- _Task brief_
How many lines in these records hold the string "Orderbook"? State only that number.

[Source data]

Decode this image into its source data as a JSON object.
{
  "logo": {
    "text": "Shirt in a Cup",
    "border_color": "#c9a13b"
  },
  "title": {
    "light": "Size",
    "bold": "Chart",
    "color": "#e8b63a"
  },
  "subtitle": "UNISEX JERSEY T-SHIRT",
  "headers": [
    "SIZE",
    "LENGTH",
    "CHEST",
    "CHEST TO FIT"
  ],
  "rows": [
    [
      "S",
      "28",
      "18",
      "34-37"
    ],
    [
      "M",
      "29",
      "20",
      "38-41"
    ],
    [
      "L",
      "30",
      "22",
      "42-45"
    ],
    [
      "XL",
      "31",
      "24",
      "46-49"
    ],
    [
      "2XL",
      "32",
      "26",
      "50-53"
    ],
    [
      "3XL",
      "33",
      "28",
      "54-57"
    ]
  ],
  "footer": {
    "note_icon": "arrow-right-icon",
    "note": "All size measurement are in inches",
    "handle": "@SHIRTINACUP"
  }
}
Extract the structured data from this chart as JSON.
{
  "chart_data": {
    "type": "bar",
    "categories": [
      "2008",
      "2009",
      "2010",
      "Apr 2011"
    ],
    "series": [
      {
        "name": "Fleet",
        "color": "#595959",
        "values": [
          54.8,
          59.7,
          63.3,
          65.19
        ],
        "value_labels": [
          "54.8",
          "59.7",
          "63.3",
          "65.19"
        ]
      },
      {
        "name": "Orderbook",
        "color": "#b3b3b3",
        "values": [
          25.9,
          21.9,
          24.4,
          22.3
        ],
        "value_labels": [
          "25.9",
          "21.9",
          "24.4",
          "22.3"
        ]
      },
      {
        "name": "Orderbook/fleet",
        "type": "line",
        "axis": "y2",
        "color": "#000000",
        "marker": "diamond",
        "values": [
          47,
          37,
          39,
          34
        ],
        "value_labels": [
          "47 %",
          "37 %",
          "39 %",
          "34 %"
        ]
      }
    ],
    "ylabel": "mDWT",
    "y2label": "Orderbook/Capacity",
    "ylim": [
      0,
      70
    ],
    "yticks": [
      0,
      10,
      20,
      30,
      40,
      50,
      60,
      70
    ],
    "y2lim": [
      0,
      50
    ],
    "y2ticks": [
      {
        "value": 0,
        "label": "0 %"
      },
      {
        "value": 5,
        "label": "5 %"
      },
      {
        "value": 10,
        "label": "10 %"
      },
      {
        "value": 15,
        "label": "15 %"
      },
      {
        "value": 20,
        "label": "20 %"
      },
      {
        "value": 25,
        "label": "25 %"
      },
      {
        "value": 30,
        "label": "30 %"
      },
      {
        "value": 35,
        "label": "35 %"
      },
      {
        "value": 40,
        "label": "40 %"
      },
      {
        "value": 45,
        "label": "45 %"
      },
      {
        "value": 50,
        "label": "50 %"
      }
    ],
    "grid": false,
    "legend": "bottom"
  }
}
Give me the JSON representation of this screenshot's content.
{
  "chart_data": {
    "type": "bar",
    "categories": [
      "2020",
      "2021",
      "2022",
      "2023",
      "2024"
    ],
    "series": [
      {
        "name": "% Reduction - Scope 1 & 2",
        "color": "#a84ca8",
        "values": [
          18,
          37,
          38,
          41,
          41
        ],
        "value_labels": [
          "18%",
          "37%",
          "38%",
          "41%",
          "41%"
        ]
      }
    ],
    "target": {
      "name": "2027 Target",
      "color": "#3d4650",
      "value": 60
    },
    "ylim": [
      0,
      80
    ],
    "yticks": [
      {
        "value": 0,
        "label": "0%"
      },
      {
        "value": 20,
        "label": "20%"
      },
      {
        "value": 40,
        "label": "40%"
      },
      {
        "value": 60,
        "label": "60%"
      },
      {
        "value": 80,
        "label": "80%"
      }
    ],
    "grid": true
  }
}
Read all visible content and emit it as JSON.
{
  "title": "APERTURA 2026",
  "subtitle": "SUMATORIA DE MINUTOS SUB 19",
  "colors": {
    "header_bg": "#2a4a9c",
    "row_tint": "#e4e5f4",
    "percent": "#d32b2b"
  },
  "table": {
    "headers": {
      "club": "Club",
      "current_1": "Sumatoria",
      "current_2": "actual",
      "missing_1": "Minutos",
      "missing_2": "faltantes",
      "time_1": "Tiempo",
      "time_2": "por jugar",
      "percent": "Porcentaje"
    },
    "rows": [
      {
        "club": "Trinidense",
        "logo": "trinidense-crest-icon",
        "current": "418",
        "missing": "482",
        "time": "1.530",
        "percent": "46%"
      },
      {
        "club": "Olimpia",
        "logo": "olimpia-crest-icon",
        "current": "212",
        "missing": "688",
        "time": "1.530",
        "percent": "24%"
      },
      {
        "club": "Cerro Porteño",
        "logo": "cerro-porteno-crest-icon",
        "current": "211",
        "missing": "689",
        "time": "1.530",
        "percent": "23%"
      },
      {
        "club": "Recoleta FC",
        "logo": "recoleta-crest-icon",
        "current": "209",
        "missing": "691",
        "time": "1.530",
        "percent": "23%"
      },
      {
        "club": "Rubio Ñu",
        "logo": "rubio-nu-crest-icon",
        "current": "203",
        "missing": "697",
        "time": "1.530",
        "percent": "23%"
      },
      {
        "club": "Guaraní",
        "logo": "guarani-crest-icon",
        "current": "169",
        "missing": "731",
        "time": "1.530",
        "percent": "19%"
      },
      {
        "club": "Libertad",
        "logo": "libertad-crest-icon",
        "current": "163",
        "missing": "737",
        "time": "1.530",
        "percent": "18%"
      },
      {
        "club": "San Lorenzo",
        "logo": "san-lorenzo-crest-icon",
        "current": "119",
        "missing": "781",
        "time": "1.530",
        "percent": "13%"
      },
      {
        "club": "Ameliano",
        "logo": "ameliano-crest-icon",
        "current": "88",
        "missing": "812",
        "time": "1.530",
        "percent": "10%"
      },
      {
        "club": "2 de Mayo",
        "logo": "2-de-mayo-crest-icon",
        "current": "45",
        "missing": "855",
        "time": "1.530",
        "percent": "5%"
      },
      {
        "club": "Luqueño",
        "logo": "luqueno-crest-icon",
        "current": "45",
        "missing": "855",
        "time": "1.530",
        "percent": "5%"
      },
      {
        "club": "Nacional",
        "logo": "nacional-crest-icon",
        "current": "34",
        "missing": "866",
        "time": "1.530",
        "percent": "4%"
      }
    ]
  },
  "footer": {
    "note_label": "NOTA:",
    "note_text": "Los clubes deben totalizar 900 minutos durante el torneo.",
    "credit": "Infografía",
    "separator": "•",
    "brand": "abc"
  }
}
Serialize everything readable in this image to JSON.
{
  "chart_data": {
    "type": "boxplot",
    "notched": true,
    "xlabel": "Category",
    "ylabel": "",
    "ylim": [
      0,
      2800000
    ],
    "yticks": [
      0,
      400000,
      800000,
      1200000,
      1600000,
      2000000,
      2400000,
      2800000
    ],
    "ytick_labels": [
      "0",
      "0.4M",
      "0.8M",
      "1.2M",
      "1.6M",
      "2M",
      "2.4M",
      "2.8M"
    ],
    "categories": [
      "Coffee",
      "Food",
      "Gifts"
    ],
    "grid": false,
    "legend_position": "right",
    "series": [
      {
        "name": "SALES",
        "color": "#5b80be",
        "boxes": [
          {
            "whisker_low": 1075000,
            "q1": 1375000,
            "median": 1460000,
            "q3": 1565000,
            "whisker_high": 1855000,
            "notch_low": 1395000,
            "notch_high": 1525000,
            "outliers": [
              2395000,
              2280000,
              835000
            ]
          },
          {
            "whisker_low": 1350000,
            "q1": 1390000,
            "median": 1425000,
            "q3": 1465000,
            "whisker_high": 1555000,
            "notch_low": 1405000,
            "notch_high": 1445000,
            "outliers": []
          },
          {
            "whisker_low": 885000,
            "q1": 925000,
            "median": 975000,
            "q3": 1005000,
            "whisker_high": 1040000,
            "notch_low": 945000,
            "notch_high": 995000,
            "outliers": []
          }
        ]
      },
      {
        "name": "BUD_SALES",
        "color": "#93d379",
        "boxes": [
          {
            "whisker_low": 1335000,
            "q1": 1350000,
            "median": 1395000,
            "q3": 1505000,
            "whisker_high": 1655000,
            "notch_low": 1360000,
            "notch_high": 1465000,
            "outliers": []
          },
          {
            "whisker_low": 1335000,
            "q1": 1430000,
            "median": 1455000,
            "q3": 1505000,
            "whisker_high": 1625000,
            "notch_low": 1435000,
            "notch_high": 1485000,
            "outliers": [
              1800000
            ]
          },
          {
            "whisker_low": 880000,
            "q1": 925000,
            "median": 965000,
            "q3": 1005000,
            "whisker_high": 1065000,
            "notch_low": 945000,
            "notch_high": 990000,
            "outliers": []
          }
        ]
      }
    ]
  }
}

- _Full solution_
3